━━━ DATA RECORDS

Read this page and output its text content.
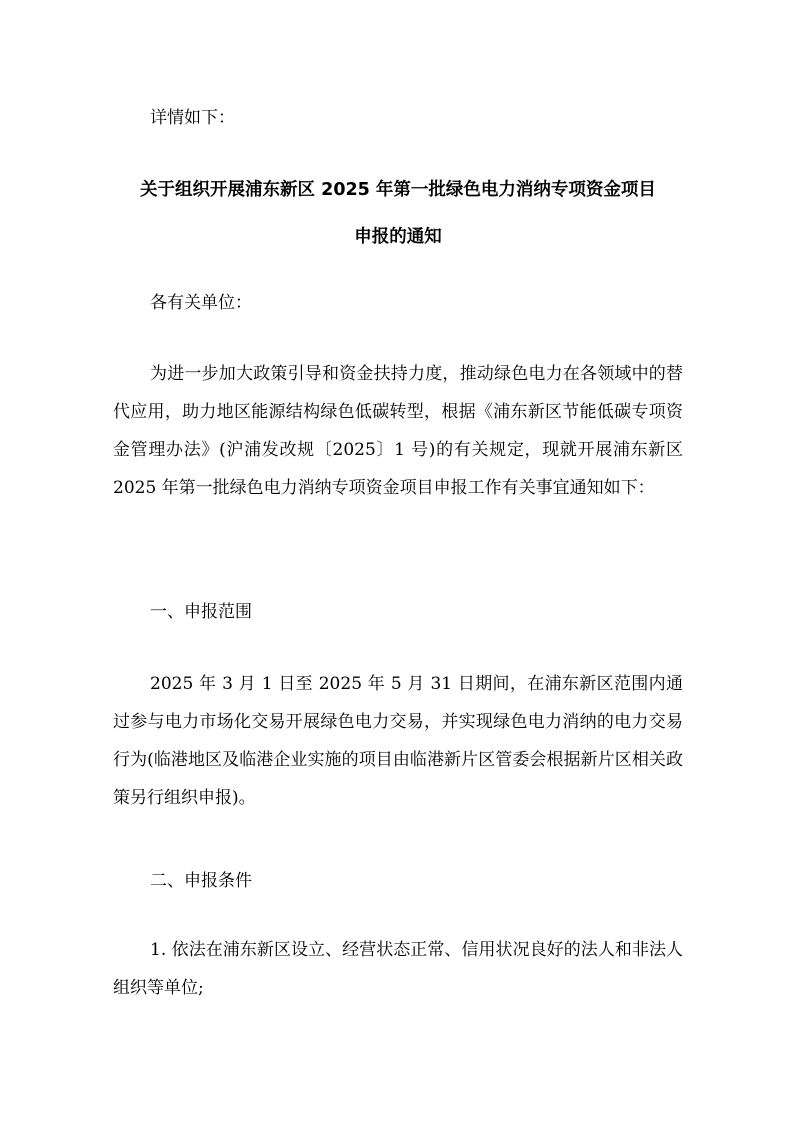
详情如下：

关于组织开展浦东新区 2025 年第一批绿色电力消纳专项资金项目
申报的通知

各有关单位：

为进一步加大政策引导和资金扶持力度，推动绿色电力在各领域中的替代应用，助力地区能源结构绿色低碳转型，根据《浦东新区节能低碳专项资金管理办法》(沪浦发改规〔2025〕1 号)的有关规定，现就开展浦东新区 2025 年第一批绿色电力消纳专项资金项目申报工作有关事宜通知如下：

一、申报范围

2025 年 3 月 1 日至 2025 年 5 月 31 日期间，在浦东新区范围内通过参与电力市场化交易开展绿色电力交易，并实现绿色电力消纳的电力交易行为(临港地区及临港企业实施的项目由临港新片区管委会根据新片区相关政策另行组织申报)。

二、申报条件

1. 依法在浦东新区设立、经营状态正常、信用状况良好的法人和非法人组织等单位;
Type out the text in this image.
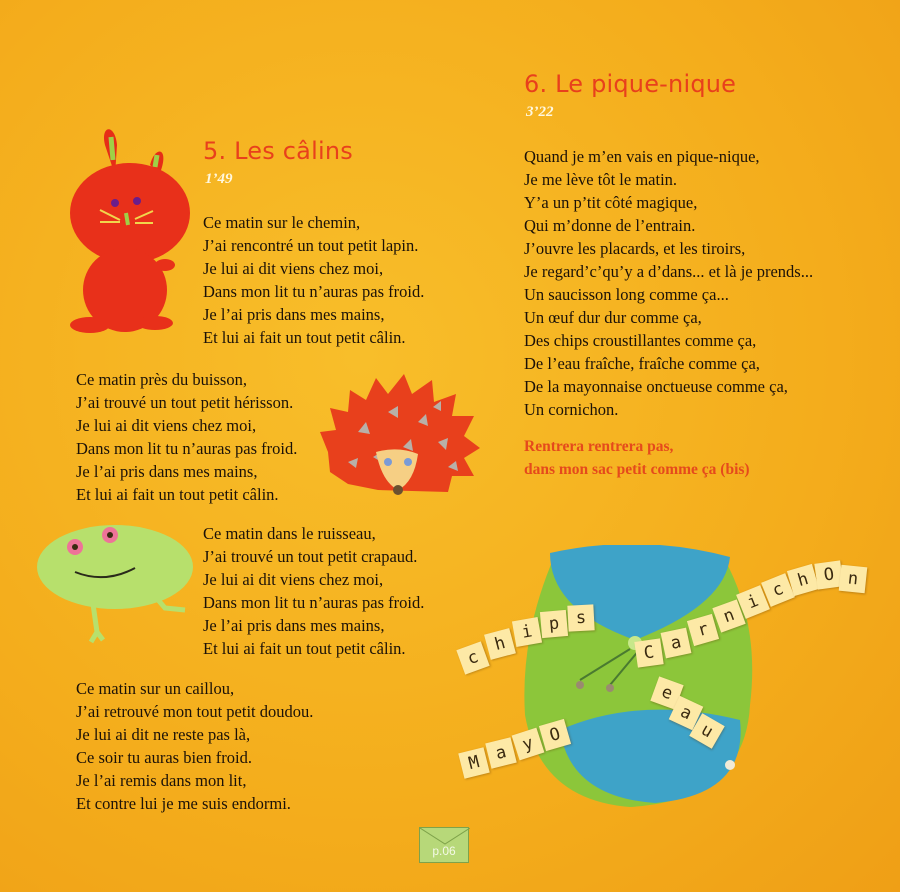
5. Les câlins
1’49
Ce matin sur le chemin,
J’ai rencontré un tout petit lapin.
Je lui ai dit viens chez moi,
Dans mon lit tu n’auras pas froid.
Je l’ai pris dans mes mains,
Et lui ai fait un tout petit câlin.
Ce matin près du buisson,
J’ai trouvé un tout petit hérisson.
Je lui ai dit viens chez moi,
Dans mon lit tu n’auras pas froid.
Je l’ai pris dans mes mains,
Et lui ai fait un tout petit câlin.
Ce matin dans le ruisseau,
J’ai trouvé un tout petit crapaud.
Je lui ai dit viens chez moi,
Dans mon lit tu n’auras pas froid.
Je l’ai pris dans mes mains,
Et lui ai fait un tout petit câlin.
Ce matin sur un caillou,
J’ai retrouvé mon tout petit doudou.
Je lui ai dit ne reste pas là,
Ce soir tu auras bien froid.
Je l’ai remis dans mon lit,
Et contre lui je me suis endormi.
6. Le pique-nique
3’22
Quand je m’en vais en pique-nique,
Je me lève tôt le matin.
Y’a un p’tit côté magique,
Qui m’donne de l’entrain.
J’ouvre les placards, et les tiroirs,
Je regard’c’qu’y a d’dans... et là je prends...
Un saucisson long comme ça...
Un œuf dur dur comme ça,
Des chips croustillantes comme ça,
De l’eau fraîche, fraîche comme ça,
De la mayonnaise onctueuse comme ça,
Un cornichon.
Rentrera rentrera pas,
dans mon sac petit comme ça (bis)
c
h
i p s
C a
r
n
i
c h O n
e
a
u
M a y O
p.06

━━━━━━

● **TASK GOAL**: Your task is to copy word for word the lines from the line containing "Type out the text in this image." to the end of the listing, both included, and to drop any pictures.

● **FINISHED ANSWER**:
Type out the text in this image.
5. Les câlins
1’49
Ce matin sur le chemin,
J’ai rencontré un tout petit lapin.
Je lui ai dit viens chez moi,
Dans mon lit tu n’auras pas froid.
Je l’ai pris dans mes mains,
Et lui ai fait un tout petit câlin.
Ce matin près du buisson,
J’ai trouvé un tout petit hérisson.
Je lui ai dit viens chez moi,
Dans mon lit tu n’auras pas froid.
Je l’ai pris dans mes mains,
Et lui ai fait un tout petit câlin.
Ce matin dans le ruisseau,
J’ai trouvé un tout petit crapaud.
Je lui ai dit viens chez moi,
Dans mon lit tu n’auras pas froid.
Je l’ai pris dans mes mains,
Et lui ai fait un tout petit câlin.
Ce matin sur un caillou,
J’ai retrouvé mon tout petit doudou.
Je lui ai dit ne reste pas là,
Ce soir tu auras bien froid.
Je l’ai remis dans mon lit,
Et contre lui je me suis endormi.
6. Le pique-nique
3’22
Quand je m’en vais en pique-nique,
Je me lève tôt le matin.
Y’a un p’tit côté magique,
Qui m’donne de l’entrain.
J’ouvre les placards, et les tiroirs,
Je regard’c’qu’y a d’dans... et là je prends...
Un saucisson long comme ça...
Un œuf dur dur comme ça,
Des chips croustillantes comme ça,
De l’eau fraîche, fraîche comme ça,
De la mayonnaise onctueuse comme ça,
Un cornichon.
Rentrera rentrera pas,
dans mon sac petit comme ça (bis)
c
h
i p s
C a
r
n
i
c h O n
e
a
u
M a y O
p.06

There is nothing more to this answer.